» **WHAT THE TASK REQUIRES**:
Some lines below may hold the string "Matter". Count them and give only the total.

::::

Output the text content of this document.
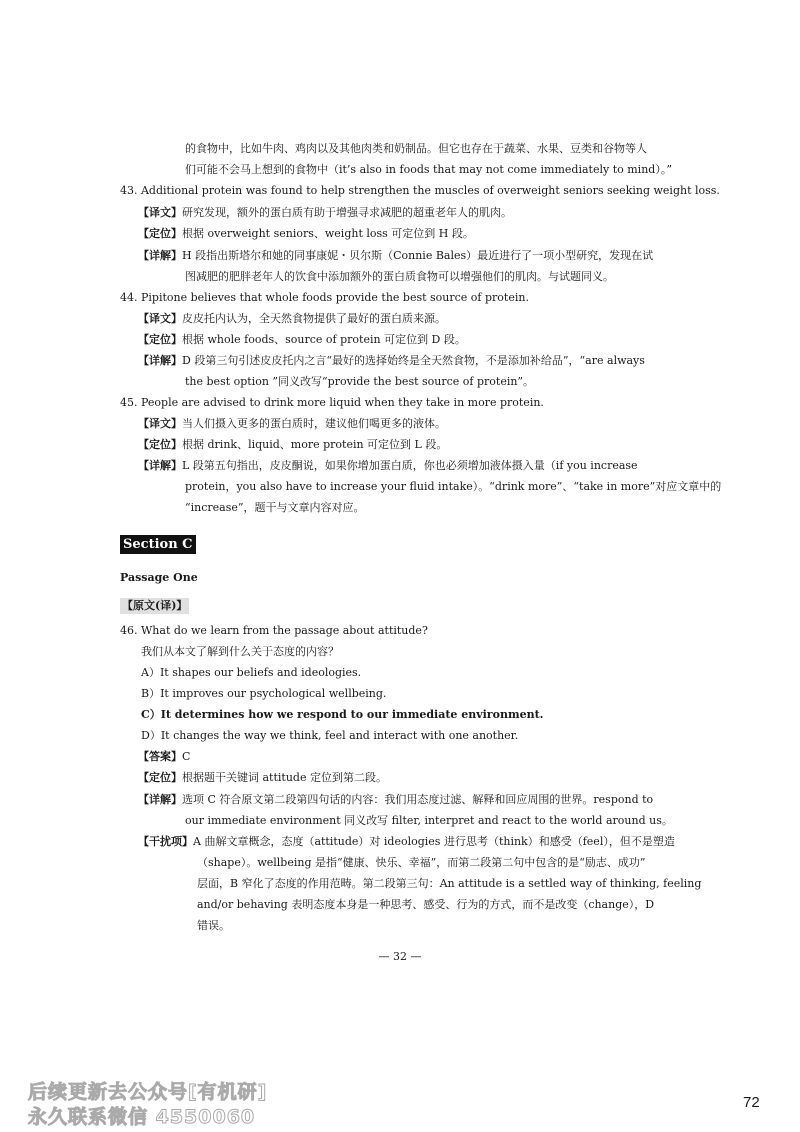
的食物中，比如牛肉、鸡肉以及其他肉类和奶制品。但它也存在于蔬菜、水果、豆类和谷物等人
们可能不会马上想到的食物中（it’s also in foods that may not come immediately to mind）。”
43. Additional protein was found to help strengthen the muscles of overweight seniors seeking weight loss.
【译文】研究发现，额外的蛋白质有助于增强寻求减肥的超重老年人的肌肉。
【定位】根据 overweight seniors、weight loss 可定位到 H 段。
【详解】H 段指出斯塔尔和她的同事康妮・贝尔斯（Connie Bales）最近进行了一项小型研究，发现在试
图减肥的肥胖老年人的饮食中添加额外的蛋白质食物可以增强他们的肌肉。与试题同义。
44. Pipitone believes that whole foods provide the best source of protein.
【译文】皮皮托内认为，全天然食物提供了最好的蛋白质来源。
【定位】根据 whole foods、source of protein 可定位到 D 段。
【详解】D 段第三句引述皮皮托内之言“最好的选择始终是全天然食物，不是添加补给品”，“are always
the best option ”同义改写“provide the best source of protein”。
45. People are advised to drink more liquid when they take in more protein.
【译文】当人们摄入更多的蛋白质时，建议他们喝更多的液体。
【定位】根据 drink、liquid、more protein 可定位到 L 段。
【详解】L 段第五句指出，皮皮酮说，如果你增加蛋白质，你也必须增加液体摄入量（if you increase
protein，you also have to increase your fluid intake）。“drink more”、“take in more”对应文章中的
“increase”，题干与文章内容对应。
Section C
Passage One
【原文(译)】
46. What do we learn from the passage about attitude?
我们从本文了解到什么关于态度的内容？
A）It shapes our beliefs and ideologies.
B）It improves our psychological wellbeing.
C）It determines how we respond to our immediate environment.
D）It changes the way we think, feel and interact with one another.
【答案】C
【定位】根据题干关键词 attitude 定位到第二段。
【详解】选项 C 符合原文第二段第四句话的内容：我们用态度过滤、解释和回应周围的世界。respond to
our immediate environment 同义改写 filter, interpret and react to the world around us。
【干扰项】A 曲解文章概念，态度（attitude）对 ideologies 进行思考（think）和感受（feel），但不是塑造
（shape）。wellbeing 是指“健康、快乐、幸福”，而第二段第二句中包含的是“励志、成功”
层面，B 窄化了态度的作用范畴。第二段第三句：An attitude is a settled way of thinking, feeling
and/or behaving 表明态度本身是一种思考、感受、行为的方式，而不是改变（change），D
错误。
— 32 —
后续更新去公众号[有机研]
永久联系微信 4550060
72
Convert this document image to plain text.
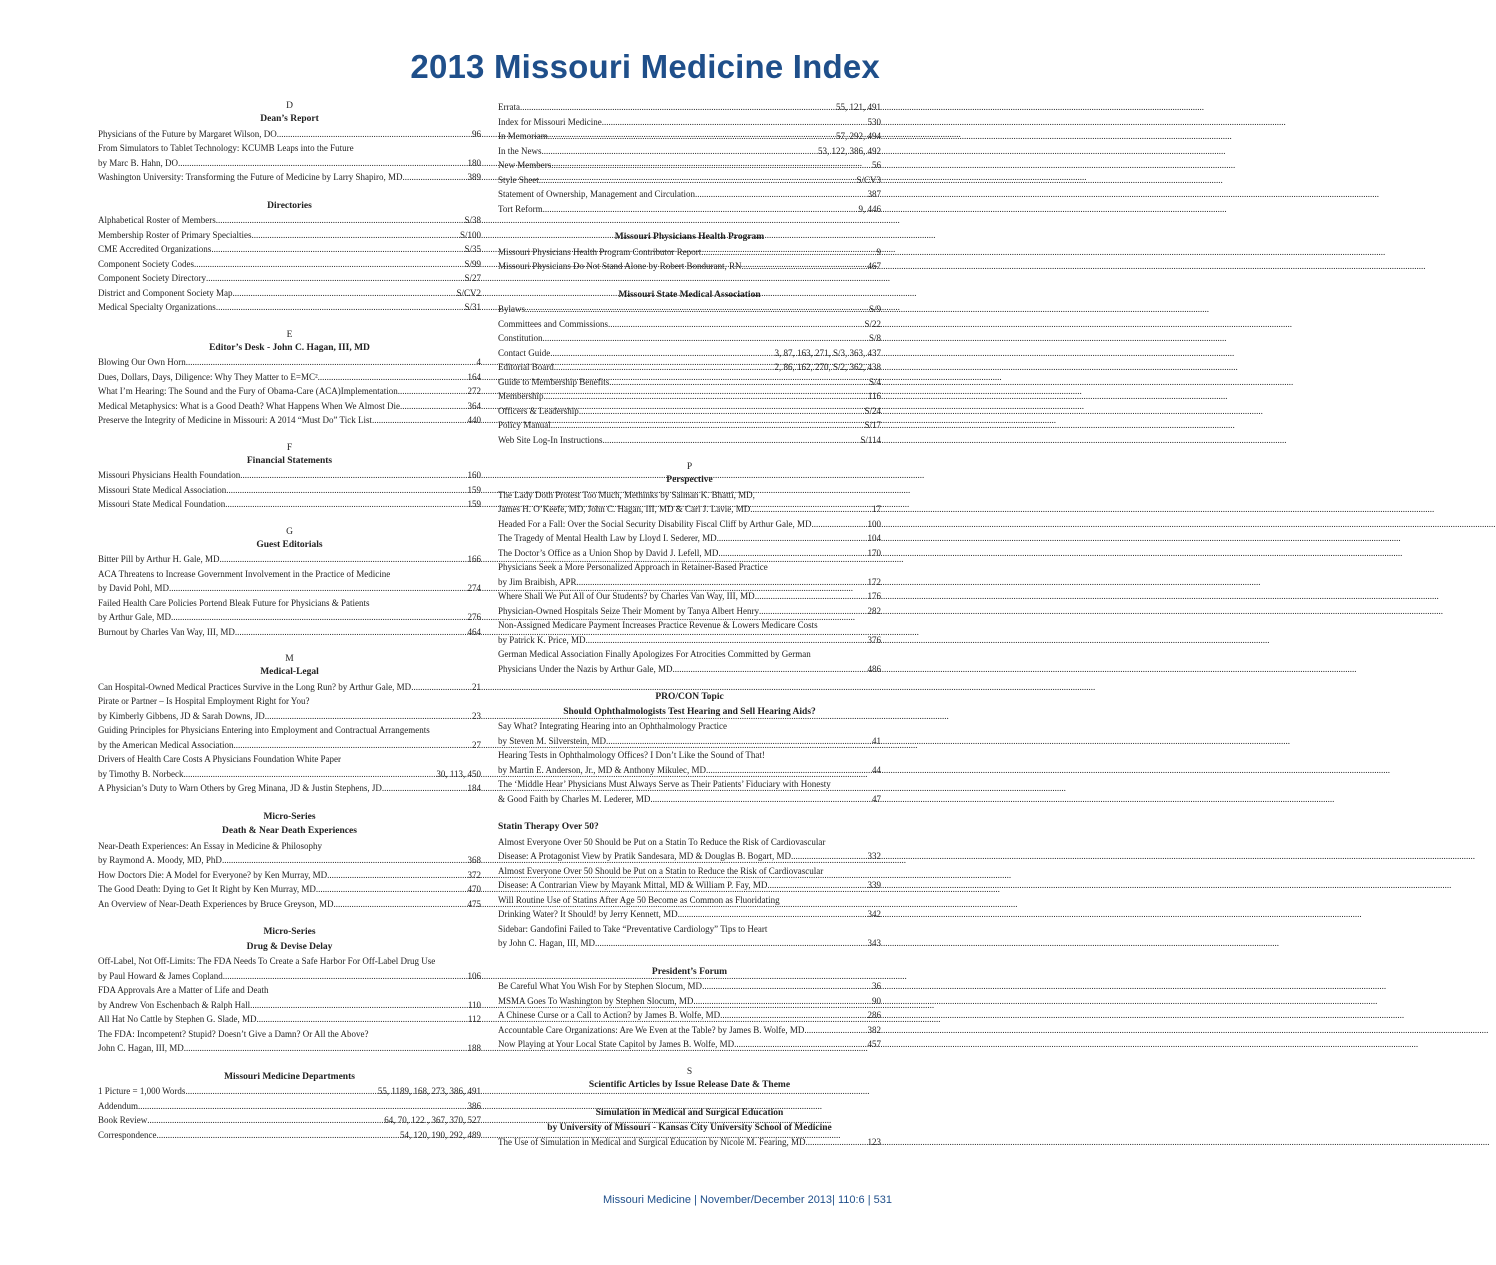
2013 Missouri Medicine Index
D
Dean’s Report
Physicians of the Future by Margaret Wilson, DO .....	96
From Simulators to Tablet Technology: KCUMB Leaps into the Future
by Marc B. Hahn, DO .....	180
Washington University: Transforming the Future of Medicine by Larry Shapiro, MD .....	389
Directories
Alphabetical Roster of Members .....	S/38
Membership Roster of Primary Specialties .....	S/100
CME Accredited Organizations .....	S/35
Component Society Codes .....	S/99
Component Society Directory .....	S/27
District and Component Society Map .....	S/CV2
Medical Specialty Organizations .....	S/31
E
Editor’s Desk - John C. Hagan, III, MD
Blowing Our Own Horn .....	4
Dues, Dollars, Days, Diligence: Why They Matter to E=MC² .....	164
What I’m Hearing: The Sound and the Fury of Obama-Care (ACA)Implementation .....	272
Medical Metaphysics: What is a Good Death? What Happens When We Almost Die .....	364
Preserve the Integrity of Medicine in Missouri: A 2014 “Must Do” Tick List .....	440
F
Financial Statements
Missouri Physicians Health Foundation .....	160
Missouri State Medical Association .....	159
Missouri State Medical Foundation .....	159
G
Guest Editorials
Bitter Pill by Arthur H. Gale, MD .....	166
ACA Threatens to Increase Government Involvement in the Practice of Medicine
by David Pohl, MD .....	274
Failed Health Care Policies Portend Bleak Future for Physicians & Patients
by Arthur Gale, MD .....	276
Burnout by Charles Van Way, III, MD .....	464
M
Medical-Legal
Can Hospital-Owned Medical Practices Survive in the Long Run? by Arthur Gale, MD .....	21
Pirate or Partner – Is Hospital Employment Right for You?
by Kimberly Gibbens, JD & Sarah Downs, JD .....	23
Guiding Principles for Physicians Entering into Employment and Contractual Arrangements
by the American Medical Association .....	27
Drivers of Health Care Costs A Physicians Foundation White Paper
by Timothy B. Norbeck .....	30, 113, 450
A Physician’s Duty to Warn Others by Greg Minana, JD & Justin Stephens, JD .....	184
Micro-Series
Death & Near Death Experiences
Near-Death Experiences: An Essay in Medicine & Philosophy
by Raymond A. Moody, MD, PhD .....	368
How Doctors Die: A Model for Everyone? by Ken Murray, MD .....	372
The Good Death: Dying to Get It Right by Ken Murray, MD .....	470
An Overview of Near-Death Experiences by Bruce Greyson, MD .....	475
Micro-Series
Drug & Devise Delay
Off-Label, Not Off-Limits: The FDA Needs To Create a Safe Harbor For Off-Label Drug Use
by Paul Howard & James Copland .....	106
FDA Approvals Are a Matter of Life and Death
by Andrew Von Eschenbach & Ralph Hall .....	110
All Hat No Cattle by Stephen G. Slade, MD .....	112
The FDA: Incompetent? Stupid? Doesn’t Give a Damn? Or All the Above?
John C. Hagan, III, MD .....	188
Missouri Medicine Departments
1 Picture = 1,000 Words .....	55, 1189, 168, 273, 386, 491
Addendum .....	386
Book Review .....	64, 70, 122 , 367, 370, 527
Correspondence .....	54, 120, 190, 292, 489
Errata .....	55, 121, 491
Index for Missouri Medicine .....	530
In Memoriam .....	57, 292, 494
In the News .....	53, 122, 386, 492
New Members .....	56
Style Sheet .....	S/CV3
Statement of Ownership, Management and Circulation .....	387
Tort Reform .....	9, 446
Missouri Physicians Health Program
Missouri Physicians Health Program Contributor Report .....	9
Missouri Physicians Do Not Stand Alone by Robert Bondurant, RN .....	467
Missouri State Medical Association
Bylaws .....	S/9
Committees and Commissions .....	S/22
Constitution .....	S/8
Contact Guide .....	3, 87, 163, 271, S/3, 363, 437
Editorial Board .....	2, 86, 162, 270, S/2, 362, 438
Guide to Membership Benefits .....	S/4
Membership .....	116
Officers & Leadership .....	S/24
Policy Manual .....	S/17
Web Site Log-In Instructions .....	S/114
P
Perspective
The Lady Doth Protest Too Much, Methinks by Salman K. Bhatti, MD,
James H. O’Keefe, MD, John C. Hagan, III, MD & Carl J. Lavie, MD .....	17
Headed For a Fall: Over the Social Security Disability Fiscal Cliff by Arthur Gale, MD .....	100
The Tragedy of Mental Health Law by Lloyd I. Sederer, MD .....	104
The Doctor’s Office as a Union Shop by David J. Lefell, MD .....	170
Physicians Seek a More Personalized Approach in Retainer-Based Practice
by Jim Braibish, APR .....	172
Where Shall We Put All of Our Students? by Charles Van Way, III, MD .....	176
Physician-Owned Hospitals Seize Their Moment by Tanya Albert Henry .....	282
Non-Assigned Medicare Payment Increases Practice Revenue & Lowers Medicare Costs
by Patrick K. Price, MD .....	376
German Medical Association Finally Apologizes For Atrocities Committed by German
Physicians Under the Nazis by Arthur Gale, MD .....	486
PRO/CON Topic
Should Ophthalmologists Test Hearing and Sell Hearing Aids?
Say What? Integrating Hearing into an Ophthalmology Practice
by Steven M. Silverstein, MD .....	41
Hearing Tests in Ophthalmology Offices? I Don’t Like the Sound of That!
by Martin E. Anderson, Jr., MD & Anthony Mikulec, MD .....	44
The ‘Middle Hear’ Physicians Must Always Serve as Their Patients’ Fiduciary with Honesty
& Good Faith by Charles M. Lederer, MD .....	47
Statin Therapy Over 50?
Almost Everyone Over 50 Should be Put on a Statin To Reduce the Risk of Cardiovascular
Disease: A Protagonist View by Pratik Sandesara, MD & Douglas B. Bogart, MD .....	332
Almost Everyone Over 50 Should be Put on a Statin to Reduce the Risk of Cardiovascular
Disease: A Contrarian View by Mayank Mittal, MD & William P. Fay, MD .....	339
Will Routine Use of Statins After Age 50 Become as Common as Fluoridating
Drinking Water? It Should! by Jerry Kennett, MD .....	342
Sidebar: Gandofini Failed to Take “Preventative Cardiology” Tips to Heart
by John C. Hagan, III, MD .....	343
President’s Forum
Be Careful What You Wish For by Stephen Slocum, MD .....	36
MSMA Goes To Washington by Stephen Slocum, MD .....	90
A Chinese Curse or a Call to Action? by James B. Wolfe, MD .....	286
Accountable Care Organizations: Are We Even at the Table? by James B. Wolfe, MD .....	382
Now Playing at Your Local State Capitol by James B. Wolfe, MD .....	457
S
Scientific Articles by Issue Release Date & Theme
Simulation in Medical and Surgical Education
by University of Missouri - Kansas City University School of Medicine
The Use of Simulation in Medical and Surgical Education by Nicole M. Fearing, MD .....	123
Missouri Medicine | November/December 2013| 110:6 | 531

::::

» **PROBLEM SOLUTION**:
2